-- START AVAILABLE RECORDS --

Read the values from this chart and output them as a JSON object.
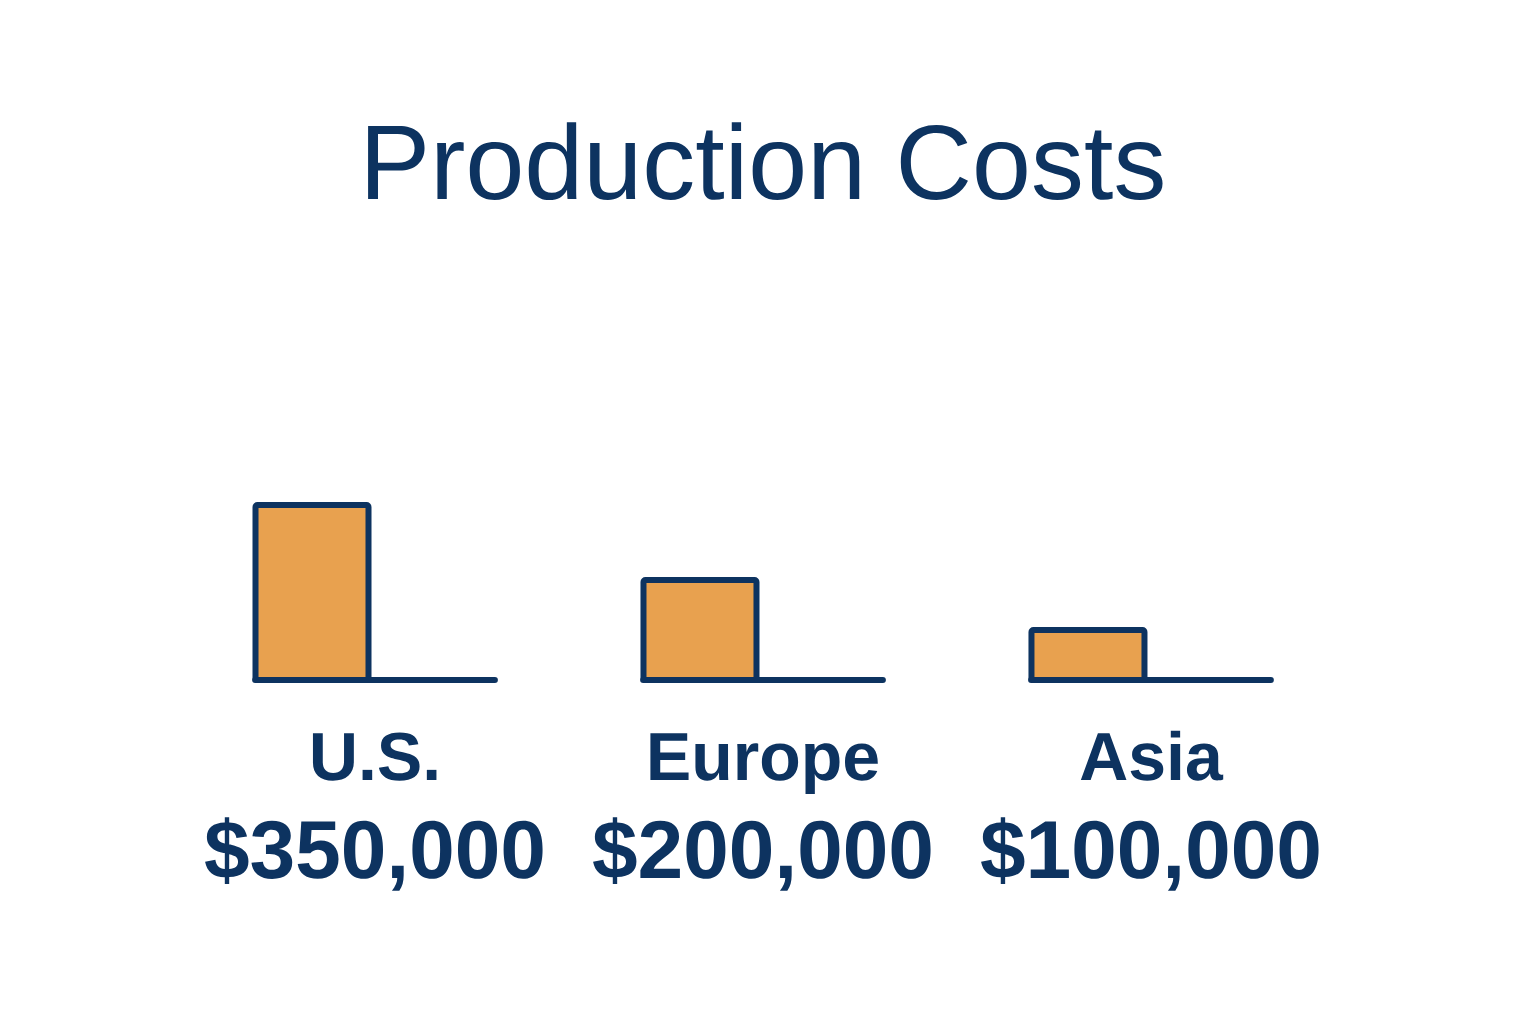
{
  "chart_data": {
    "type": "bar",
    "title": "Production Costs",
    "categories": [
      "U.S.",
      "Europe",
      "Asia"
    ],
    "values": [
      350000,
      200000,
      100000
    ],
    "value_labels": [
      "$350,000",
      "$200,000",
      "$100,000"
    ],
    "color": "#e8a14f"
  }
}
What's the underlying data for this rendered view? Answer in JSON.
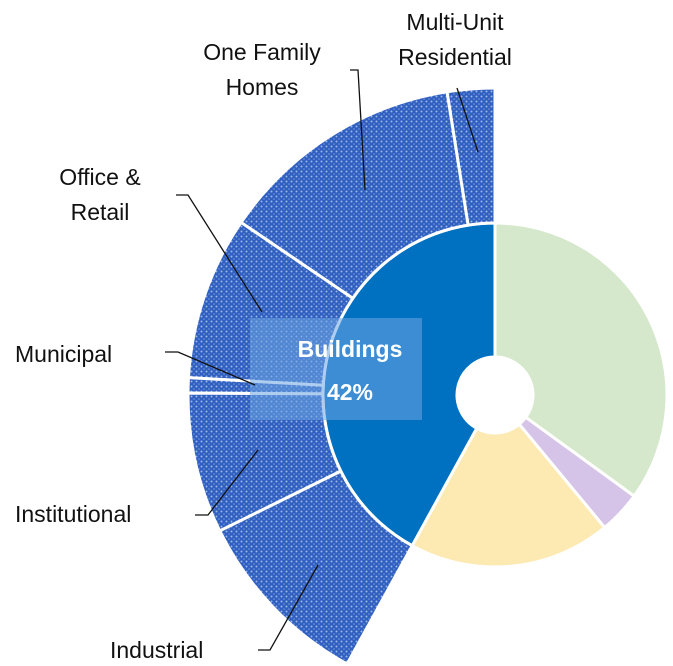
{
  "chart_data": {
    "type": "sunburst",
    "inner": {
      "labels": [
        null,
        null,
        null,
        "Buildings"
      ],
      "values": [
        35,
        4,
        19,
        42
      ],
      "value_labels": [
        null,
        null,
        null,
        "42%"
      ],
      "colors": [
        "#d5e8cb",
        "#d6c3e8",
        "#fde9b2",
        "#0070c0"
      ]
    },
    "outer": {
      "labels": [
        "Multi-Unit\nResidential",
        "One Family\nHomes",
        "Office &\nRetail",
        "Municipal",
        "Institutional",
        "Industrial"
      ],
      "values": [
        2.5,
        13,
        8.6,
        0.8,
        7.4,
        9.7
      ],
      "color": "#2f5fc0"
    }
  }
}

-- END AVAILABLE RECORDS --

Print out the whole of the material word for word, without pictures.

Read the values from this chart and output them as a JSON object.
{
  "chart_data": {
    "type": "bar",
    "title": "Production Costs",
    "categories": [
      "U.S.",
      "Europe",
      "Asia"
    ],
    "values": [
      350000,
      200000,
      100000
    ],
    "value_labels": [
      "$350,000",
      "$200,000",
      "$100,000"
    ],
    "color": "#e8a14f"
  }
}
What's the underlying data for this rendered view? Answer in JSON.
{
  "chart_data": {
    "type": "sunburst",
    "inner": {
      "labels": [
        null,
        null,
        null,
        "Buildings"
      ],
      "values": [
        35,
        4,
        19,
        42
      ],
      "value_labels": [
        null,
        null,
        null,
        "42%"
      ],
      "colors": [
        "#d5e8cb",
        "#d6c3e8",
        "#fde9b2",
        "#0070c0"
      ]
    },
    "outer": {
      "labels": [
        "Multi-Unit\nResidential",
        "One Family\nHomes",
        "Office &\nRetail",
        "Municipal",
        "Institutional",
        "Industrial"
      ],
      "values": [
        2.5,
        13,
        8.6,
        0.8,
        7.4,
        9.7
      ],
      "color": "#2f5fc0"
    }
  }
}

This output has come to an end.